• [TASK]: From the data that follows, copy every line holding the string "JSON".

• [SUPPLIED MATERIAL]:
§ §

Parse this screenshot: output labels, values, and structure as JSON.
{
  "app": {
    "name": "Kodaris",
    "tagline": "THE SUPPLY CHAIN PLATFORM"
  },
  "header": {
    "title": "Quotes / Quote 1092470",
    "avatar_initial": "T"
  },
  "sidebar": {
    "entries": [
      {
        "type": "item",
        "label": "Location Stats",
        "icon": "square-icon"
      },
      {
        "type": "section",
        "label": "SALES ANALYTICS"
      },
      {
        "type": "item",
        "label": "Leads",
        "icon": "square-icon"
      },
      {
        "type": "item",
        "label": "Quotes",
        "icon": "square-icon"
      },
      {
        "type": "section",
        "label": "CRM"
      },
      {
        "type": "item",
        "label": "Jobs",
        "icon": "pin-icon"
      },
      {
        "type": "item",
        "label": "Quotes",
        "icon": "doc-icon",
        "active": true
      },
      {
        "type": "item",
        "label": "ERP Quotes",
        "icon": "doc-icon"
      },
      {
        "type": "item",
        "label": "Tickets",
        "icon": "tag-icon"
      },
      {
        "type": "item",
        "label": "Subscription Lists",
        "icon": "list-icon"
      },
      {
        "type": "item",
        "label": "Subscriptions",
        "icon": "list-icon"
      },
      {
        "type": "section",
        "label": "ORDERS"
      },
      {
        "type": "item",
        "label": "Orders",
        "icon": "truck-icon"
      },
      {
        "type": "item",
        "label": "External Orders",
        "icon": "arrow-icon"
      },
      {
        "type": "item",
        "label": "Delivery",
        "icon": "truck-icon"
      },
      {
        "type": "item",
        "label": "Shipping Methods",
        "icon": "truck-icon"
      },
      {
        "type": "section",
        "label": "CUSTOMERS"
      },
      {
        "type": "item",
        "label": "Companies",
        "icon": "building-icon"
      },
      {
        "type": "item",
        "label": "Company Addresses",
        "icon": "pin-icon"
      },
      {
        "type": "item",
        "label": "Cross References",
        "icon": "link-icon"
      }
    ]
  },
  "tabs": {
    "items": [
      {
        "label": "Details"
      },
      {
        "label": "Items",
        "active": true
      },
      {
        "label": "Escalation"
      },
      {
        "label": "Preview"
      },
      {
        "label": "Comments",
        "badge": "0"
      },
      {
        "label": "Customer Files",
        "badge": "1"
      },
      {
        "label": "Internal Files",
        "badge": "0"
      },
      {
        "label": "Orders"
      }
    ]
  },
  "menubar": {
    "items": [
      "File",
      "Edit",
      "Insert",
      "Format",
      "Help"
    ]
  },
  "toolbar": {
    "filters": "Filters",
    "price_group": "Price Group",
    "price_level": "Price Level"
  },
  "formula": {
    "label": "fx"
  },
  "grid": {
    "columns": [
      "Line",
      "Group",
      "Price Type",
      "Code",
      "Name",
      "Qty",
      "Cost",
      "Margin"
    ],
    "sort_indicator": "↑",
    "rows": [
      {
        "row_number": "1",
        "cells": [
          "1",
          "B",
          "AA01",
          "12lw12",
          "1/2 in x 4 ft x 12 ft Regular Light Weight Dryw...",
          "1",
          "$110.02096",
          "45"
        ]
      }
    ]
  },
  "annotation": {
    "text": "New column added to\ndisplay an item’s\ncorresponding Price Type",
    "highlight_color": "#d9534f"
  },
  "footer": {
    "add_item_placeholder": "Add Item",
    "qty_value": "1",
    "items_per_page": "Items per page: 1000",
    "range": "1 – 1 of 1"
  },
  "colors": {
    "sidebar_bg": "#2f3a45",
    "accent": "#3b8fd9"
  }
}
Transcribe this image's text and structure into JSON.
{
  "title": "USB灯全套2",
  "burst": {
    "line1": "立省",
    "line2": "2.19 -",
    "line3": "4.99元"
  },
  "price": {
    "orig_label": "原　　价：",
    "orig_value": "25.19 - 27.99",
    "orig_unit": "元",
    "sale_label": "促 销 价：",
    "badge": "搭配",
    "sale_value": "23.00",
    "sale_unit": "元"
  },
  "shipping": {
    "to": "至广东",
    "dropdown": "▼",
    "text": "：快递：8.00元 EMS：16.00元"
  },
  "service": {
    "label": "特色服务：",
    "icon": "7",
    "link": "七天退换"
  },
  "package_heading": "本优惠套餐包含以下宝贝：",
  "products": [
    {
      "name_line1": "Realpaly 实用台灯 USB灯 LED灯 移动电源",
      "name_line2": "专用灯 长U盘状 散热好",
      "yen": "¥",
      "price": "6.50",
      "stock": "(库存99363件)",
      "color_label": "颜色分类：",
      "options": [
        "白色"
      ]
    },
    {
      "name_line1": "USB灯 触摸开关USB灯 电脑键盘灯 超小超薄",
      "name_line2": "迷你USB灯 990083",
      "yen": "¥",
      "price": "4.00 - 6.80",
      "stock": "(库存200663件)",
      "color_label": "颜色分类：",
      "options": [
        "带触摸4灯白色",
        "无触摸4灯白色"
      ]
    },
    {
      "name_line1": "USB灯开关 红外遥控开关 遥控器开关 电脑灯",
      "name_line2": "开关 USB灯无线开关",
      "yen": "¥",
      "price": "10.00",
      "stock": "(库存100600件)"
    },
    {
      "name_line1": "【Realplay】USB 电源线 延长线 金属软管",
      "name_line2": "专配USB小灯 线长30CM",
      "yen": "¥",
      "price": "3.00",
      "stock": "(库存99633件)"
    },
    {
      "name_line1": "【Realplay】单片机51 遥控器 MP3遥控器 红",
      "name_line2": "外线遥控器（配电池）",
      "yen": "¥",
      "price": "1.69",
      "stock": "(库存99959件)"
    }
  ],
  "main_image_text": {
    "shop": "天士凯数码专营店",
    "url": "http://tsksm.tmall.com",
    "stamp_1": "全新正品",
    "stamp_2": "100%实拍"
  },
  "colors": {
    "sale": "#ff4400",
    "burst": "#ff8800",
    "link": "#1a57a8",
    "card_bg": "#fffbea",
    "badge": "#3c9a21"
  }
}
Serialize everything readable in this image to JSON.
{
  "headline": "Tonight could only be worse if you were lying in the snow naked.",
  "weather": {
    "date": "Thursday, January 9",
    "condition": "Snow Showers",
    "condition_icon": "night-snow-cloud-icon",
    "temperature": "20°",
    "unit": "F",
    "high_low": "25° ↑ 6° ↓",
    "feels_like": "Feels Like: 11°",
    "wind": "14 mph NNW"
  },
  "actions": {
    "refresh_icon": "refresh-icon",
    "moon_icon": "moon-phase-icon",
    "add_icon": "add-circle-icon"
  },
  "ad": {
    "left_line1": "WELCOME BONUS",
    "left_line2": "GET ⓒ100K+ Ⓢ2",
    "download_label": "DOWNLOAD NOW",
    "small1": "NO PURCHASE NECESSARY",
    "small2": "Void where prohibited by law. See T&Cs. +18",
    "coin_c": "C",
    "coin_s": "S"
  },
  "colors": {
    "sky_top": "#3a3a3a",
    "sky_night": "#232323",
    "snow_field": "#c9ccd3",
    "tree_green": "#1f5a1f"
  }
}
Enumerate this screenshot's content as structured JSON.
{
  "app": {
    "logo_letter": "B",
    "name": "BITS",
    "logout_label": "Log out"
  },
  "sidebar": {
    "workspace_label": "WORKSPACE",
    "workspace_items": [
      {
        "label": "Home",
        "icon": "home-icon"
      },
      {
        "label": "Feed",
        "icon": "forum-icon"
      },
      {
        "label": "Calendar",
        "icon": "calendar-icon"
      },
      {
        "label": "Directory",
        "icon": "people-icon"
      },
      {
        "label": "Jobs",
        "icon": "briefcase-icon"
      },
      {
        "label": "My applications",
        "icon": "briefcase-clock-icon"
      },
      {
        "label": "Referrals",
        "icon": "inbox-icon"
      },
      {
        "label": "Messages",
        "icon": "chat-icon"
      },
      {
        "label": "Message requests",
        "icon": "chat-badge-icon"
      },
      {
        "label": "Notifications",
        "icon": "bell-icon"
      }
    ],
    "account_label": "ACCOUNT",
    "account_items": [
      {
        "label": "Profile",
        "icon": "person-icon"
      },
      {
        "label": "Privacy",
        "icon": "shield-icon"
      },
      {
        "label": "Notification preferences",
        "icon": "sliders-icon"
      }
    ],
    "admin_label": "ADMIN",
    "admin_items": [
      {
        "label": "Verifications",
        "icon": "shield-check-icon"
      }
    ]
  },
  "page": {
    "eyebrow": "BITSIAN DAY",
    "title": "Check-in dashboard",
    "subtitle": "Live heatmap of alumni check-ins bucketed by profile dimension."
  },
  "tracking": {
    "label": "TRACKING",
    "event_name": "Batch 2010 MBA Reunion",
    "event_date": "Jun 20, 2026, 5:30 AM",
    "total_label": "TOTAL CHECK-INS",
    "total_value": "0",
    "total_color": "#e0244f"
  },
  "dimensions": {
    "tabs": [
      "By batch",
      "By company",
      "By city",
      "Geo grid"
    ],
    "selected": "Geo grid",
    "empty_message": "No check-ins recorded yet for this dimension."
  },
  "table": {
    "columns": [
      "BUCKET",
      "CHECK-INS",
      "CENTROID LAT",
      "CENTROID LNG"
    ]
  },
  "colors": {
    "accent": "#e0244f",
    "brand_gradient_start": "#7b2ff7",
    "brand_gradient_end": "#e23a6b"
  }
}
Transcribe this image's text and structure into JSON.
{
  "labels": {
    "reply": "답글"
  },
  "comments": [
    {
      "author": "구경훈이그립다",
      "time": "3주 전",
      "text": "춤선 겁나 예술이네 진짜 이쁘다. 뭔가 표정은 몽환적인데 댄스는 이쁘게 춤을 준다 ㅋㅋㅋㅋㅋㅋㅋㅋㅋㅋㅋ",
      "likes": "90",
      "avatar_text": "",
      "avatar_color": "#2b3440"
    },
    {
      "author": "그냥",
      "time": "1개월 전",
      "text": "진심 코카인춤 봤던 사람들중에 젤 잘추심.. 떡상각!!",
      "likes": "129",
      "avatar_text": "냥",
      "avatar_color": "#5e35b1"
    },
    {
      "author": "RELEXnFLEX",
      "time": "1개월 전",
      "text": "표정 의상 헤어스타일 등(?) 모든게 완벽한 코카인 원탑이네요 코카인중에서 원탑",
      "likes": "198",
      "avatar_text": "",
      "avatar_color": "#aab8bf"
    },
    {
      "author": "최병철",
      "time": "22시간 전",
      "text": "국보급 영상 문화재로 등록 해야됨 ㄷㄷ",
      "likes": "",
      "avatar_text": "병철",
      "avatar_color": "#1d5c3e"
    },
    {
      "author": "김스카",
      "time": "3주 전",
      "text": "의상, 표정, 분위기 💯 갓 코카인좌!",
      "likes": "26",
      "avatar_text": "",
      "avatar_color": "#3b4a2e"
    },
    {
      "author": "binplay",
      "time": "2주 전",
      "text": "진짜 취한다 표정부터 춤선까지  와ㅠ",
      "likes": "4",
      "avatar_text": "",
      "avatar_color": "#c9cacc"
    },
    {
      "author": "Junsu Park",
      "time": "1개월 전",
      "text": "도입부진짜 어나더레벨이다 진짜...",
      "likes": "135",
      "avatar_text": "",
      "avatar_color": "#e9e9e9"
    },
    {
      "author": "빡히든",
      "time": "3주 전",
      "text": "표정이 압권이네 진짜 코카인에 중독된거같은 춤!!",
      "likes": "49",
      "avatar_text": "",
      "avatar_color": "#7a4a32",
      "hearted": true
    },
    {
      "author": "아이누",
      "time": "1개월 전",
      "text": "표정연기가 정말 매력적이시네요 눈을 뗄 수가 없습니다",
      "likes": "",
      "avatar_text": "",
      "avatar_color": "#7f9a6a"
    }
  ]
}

§ §

• [SOLVED EXERCISE]:
Parse this screenshot: output labels, values, and structure as JSON.
Transcribe this image's text and structure into JSON.
Serialize everything readable in this image to JSON.
Enumerate this screenshot's content as structured JSON.
Transcribe this image's text and structure into JSON.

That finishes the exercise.